The broadcast communications bar rose as one, decrying such a terrible idea and the many complications it would cause for no apparent benefit.  I was at the seminal meeting with the FCC where we ran through the long list of problems with the concept, including that individuals with no prior contact with the FCC were going to be challenged in navigating the registration system, didn’t want to give their social security number to the FCC (or anyone for that matter, including the broadcast company’s lawyer to register on their behalf), and did not have FCC counsel since they were not the broadcast company with the filing obligation.  In addition, while a broadcast company arguably had some (but not unlimited) influence over its officers and directors to ensure they obtained an FRN, they had no such influence over the 5% or greater shareholders that also needed to be listed in the reports.

The FCC’s response in that meeting was that it can’t be that bad, since big telecom companies had already been living with such a requirement, and FRNs were necessary because the FCC needed to be able to tell whether two people with the same name were the same person.  When the communications lawyers in the room noted that the Ownership Report already required the reporting of each individual’s address, nationality, and relationship to the filer, the FCC responded that there was still the situation where two people had the same address, had the same name, and one didn’t include “Jr.” in their name.  So to solve for that extreme edge case, most every person connected to a broadcaster has had to hand over their social security number and obtain an FRN ever since.

### [Objective 1]
Could you edit the records from their first line through the line containing "value-cell: 81: [488, 130, 522, 151]", replacing "row-label" with "row-header", and give back only those lines with everything else unchanged?
The records below have no connection to the passage about the FCC's FRN requirement.

### [Record list]

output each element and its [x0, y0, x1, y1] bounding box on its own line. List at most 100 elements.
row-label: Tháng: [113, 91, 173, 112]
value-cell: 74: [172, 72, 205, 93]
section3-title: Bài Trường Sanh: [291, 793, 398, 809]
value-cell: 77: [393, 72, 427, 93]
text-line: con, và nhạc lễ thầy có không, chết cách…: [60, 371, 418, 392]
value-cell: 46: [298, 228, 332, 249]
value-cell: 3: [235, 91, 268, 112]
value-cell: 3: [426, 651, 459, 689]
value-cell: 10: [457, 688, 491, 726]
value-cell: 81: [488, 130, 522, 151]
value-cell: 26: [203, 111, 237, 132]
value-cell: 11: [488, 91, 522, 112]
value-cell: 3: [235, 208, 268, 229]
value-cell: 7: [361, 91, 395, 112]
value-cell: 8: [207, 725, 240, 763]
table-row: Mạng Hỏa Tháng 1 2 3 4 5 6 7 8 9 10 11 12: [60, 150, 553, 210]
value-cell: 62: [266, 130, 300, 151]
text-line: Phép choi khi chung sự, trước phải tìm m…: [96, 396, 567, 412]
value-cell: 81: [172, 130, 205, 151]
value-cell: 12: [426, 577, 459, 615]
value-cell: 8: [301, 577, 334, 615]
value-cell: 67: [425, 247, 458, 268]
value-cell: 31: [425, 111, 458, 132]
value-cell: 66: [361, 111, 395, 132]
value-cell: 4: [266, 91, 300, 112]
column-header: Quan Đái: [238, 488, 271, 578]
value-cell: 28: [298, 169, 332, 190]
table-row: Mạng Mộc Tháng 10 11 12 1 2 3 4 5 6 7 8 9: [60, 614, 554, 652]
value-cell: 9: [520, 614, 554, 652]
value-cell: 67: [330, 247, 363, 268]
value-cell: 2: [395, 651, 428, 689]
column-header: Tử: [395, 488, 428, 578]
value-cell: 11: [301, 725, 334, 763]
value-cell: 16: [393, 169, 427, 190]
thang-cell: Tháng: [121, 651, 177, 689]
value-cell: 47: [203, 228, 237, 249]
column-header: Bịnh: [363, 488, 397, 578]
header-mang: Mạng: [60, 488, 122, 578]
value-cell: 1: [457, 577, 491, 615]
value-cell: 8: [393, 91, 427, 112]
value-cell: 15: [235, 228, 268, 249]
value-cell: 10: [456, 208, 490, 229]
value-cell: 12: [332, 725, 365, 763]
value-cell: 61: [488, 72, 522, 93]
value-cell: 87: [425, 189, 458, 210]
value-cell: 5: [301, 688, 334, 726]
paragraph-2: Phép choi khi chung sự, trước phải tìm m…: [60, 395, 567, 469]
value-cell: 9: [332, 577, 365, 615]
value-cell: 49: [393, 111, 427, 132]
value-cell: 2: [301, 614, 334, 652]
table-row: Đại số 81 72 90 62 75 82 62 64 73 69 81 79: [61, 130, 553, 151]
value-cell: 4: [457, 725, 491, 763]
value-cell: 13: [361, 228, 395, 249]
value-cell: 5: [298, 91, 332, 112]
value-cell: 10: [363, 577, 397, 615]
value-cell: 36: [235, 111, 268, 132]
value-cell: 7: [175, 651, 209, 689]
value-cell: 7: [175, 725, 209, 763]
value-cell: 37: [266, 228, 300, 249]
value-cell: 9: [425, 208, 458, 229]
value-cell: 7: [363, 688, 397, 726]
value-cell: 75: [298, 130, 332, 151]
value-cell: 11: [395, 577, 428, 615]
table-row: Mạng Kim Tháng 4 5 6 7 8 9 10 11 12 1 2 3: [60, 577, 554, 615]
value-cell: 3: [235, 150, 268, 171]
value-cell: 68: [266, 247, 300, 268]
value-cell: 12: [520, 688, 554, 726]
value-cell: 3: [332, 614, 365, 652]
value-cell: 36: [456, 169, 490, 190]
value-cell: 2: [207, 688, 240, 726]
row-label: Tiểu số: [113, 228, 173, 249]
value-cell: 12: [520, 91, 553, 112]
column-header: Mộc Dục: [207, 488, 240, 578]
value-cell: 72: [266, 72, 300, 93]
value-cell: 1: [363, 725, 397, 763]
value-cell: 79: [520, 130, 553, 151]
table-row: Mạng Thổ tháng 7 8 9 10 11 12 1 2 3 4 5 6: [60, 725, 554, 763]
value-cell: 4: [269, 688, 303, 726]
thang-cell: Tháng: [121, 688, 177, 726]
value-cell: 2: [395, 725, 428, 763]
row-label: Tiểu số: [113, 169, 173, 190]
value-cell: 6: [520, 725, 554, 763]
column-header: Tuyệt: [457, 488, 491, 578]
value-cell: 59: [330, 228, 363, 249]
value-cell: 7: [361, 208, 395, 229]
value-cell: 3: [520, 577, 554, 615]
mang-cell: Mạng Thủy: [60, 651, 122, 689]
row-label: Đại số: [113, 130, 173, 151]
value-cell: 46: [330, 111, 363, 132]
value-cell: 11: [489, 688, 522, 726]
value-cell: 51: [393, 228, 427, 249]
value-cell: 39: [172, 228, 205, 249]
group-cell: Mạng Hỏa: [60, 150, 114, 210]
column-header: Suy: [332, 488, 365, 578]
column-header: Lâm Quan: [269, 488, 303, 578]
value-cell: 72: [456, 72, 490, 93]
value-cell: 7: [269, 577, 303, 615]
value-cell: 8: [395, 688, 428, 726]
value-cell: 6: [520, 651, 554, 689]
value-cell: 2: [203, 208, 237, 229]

### [Objective 2]
Can you continue the passage on the FCC's FRN requirement for broadcasters from where it stops?

### [Final answer 1]
output each element and its [x0, y0, x1, y1] bounding box on its own line. List at most 100 elements.
row-header: Tháng: [113, 91, 173, 112]
value-cell: 74: [172, 72, 205, 93]
section3-title: Bài Trường Sanh: [291, 793, 398, 809]
value-cell: 77: [393, 72, 427, 93]
text-line: con, và nhạc lễ thầy có không, chết cách…: [60, 371, 418, 392]
value-cell: 46: [298, 228, 332, 249]
value-cell: 3: [235, 91, 268, 112]
value-cell: 3: [426, 651, 459, 689]
value-cell: 10: [457, 688, 491, 726]
value-cell: 81: [488, 130, 522, 151]

### [Final answer 2]
It turned out to be an even worse idea in practice.  The filing of thousands of Ownership Reports and other documents have been delayed because of FRN problems, including hours spent begging your client to get that last director or shareholder to provide enough information to get them an FRN, or because the FRN provided isn’t being accepted by the FCC’s systems for some reason.  Trying to navigate these roadblocks, many parties end up with multiple FRNs.  The lawyer sets up an FRN for the licensee in order to make its filings.  The licensee’s accountant trying to pay its regulatory fees ends up setting up a new FRN rather than asking the lawyer for the existing FRN.  The station’s engineer sets up yet another FRN because he or she needs to make a deadline filing and is blocked because they aren’t associated with the licensee’s existing FRN in the FCC’s systems.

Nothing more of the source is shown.